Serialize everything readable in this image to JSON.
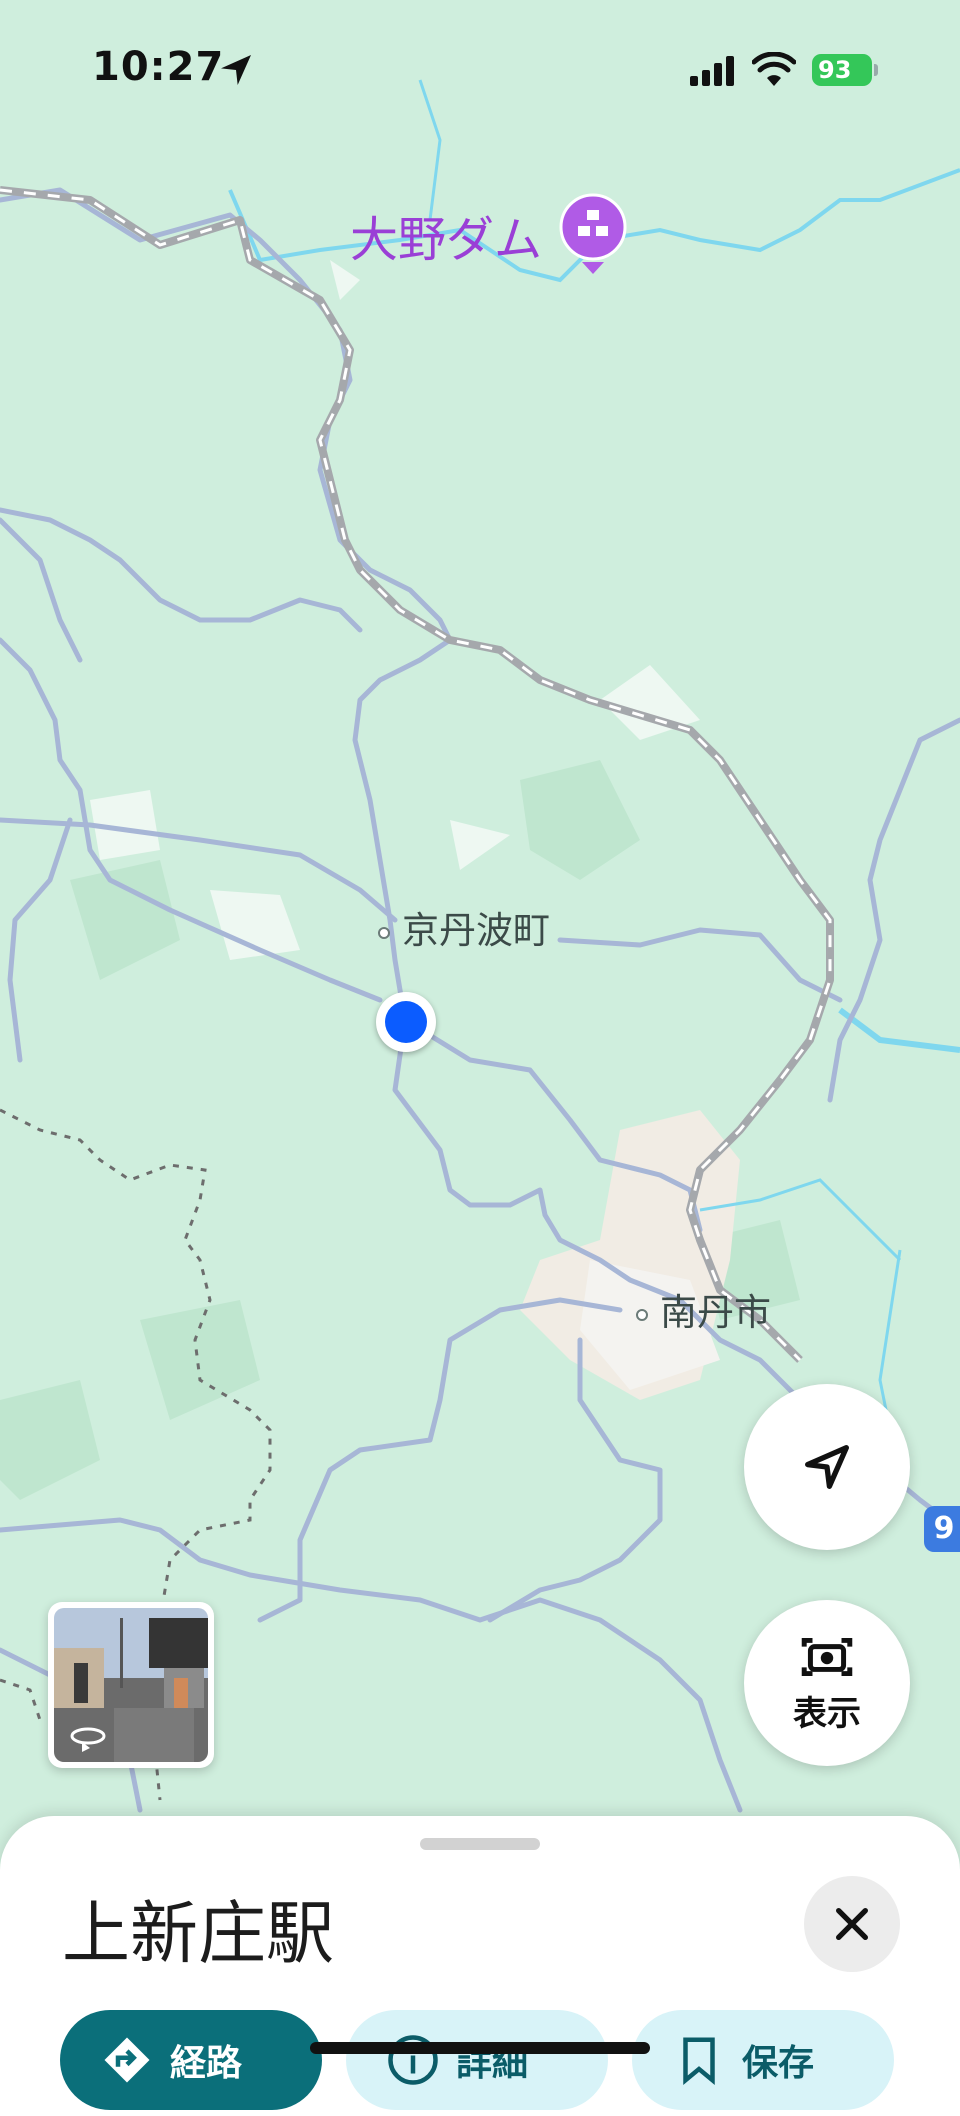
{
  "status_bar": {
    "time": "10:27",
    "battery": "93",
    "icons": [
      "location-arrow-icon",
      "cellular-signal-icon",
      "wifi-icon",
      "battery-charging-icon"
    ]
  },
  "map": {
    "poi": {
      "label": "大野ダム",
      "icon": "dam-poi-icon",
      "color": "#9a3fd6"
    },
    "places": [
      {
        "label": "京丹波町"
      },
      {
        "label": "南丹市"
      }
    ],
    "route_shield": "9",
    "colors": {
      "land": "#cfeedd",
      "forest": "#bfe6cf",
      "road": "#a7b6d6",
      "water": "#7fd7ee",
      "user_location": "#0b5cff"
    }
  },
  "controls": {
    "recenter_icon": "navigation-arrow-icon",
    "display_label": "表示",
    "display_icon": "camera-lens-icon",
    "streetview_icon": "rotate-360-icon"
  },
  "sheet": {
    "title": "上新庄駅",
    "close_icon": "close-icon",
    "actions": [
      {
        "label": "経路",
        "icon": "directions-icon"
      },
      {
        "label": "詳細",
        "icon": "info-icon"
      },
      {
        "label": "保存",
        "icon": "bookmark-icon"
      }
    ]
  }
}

.....

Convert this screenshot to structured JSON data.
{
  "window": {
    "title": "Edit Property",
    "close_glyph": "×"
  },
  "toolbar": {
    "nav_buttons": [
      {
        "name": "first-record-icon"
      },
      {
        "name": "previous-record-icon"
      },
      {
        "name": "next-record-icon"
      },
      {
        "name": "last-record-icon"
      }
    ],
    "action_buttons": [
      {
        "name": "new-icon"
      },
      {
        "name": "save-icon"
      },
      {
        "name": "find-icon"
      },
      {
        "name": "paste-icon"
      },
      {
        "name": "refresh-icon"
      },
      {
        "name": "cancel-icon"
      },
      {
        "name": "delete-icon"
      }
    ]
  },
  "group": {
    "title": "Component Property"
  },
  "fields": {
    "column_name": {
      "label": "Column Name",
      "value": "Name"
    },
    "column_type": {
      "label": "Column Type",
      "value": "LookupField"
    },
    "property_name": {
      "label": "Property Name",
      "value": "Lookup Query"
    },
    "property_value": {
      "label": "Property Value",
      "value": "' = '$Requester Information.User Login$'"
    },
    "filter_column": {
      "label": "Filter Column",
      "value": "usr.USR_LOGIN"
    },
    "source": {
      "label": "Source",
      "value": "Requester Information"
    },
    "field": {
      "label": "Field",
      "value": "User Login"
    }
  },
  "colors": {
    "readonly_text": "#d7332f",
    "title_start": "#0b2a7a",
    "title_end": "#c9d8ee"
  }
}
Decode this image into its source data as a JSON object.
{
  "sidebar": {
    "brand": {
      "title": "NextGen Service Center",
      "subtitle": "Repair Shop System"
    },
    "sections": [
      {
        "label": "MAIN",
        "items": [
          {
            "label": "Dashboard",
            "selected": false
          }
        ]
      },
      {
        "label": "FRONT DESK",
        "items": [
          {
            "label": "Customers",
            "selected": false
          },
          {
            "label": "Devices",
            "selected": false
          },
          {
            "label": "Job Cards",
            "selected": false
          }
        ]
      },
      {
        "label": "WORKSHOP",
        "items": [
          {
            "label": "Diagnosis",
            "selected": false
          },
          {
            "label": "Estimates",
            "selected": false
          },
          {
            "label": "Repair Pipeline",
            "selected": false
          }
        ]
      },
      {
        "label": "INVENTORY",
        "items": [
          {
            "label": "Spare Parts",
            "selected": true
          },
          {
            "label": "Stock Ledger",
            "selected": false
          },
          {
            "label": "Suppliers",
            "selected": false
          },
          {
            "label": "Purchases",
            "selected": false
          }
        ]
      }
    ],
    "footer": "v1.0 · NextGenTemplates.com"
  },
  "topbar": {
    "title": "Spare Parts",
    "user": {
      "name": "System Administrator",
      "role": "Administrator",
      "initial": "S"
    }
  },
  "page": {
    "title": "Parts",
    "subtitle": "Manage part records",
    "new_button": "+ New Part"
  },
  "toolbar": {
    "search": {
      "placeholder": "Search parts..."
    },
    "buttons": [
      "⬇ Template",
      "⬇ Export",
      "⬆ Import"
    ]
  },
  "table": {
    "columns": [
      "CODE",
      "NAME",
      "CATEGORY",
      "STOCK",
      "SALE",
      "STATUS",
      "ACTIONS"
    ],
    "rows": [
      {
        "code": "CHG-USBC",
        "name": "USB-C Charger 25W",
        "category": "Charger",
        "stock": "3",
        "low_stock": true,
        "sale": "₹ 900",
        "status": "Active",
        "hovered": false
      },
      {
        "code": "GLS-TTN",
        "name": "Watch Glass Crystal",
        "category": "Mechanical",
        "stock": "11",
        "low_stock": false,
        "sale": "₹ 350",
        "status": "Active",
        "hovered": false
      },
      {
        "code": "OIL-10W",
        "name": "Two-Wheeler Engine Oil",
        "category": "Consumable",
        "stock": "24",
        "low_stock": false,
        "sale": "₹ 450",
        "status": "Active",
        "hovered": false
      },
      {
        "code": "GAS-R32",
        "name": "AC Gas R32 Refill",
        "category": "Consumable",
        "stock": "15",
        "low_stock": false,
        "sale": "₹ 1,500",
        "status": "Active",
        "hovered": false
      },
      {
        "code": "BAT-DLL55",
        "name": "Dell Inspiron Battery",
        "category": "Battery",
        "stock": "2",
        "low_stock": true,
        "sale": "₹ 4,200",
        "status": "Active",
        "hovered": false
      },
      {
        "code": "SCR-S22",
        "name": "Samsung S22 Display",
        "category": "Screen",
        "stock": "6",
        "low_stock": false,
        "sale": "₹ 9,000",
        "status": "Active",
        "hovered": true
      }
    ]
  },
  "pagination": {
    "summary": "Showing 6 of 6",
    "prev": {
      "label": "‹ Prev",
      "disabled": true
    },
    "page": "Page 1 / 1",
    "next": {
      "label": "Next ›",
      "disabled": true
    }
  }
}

.....

Write out every line of the preceding listing that contains "data".

Convert this screenshot to structured JSON data.
Decode this image into its source data as a JSON object.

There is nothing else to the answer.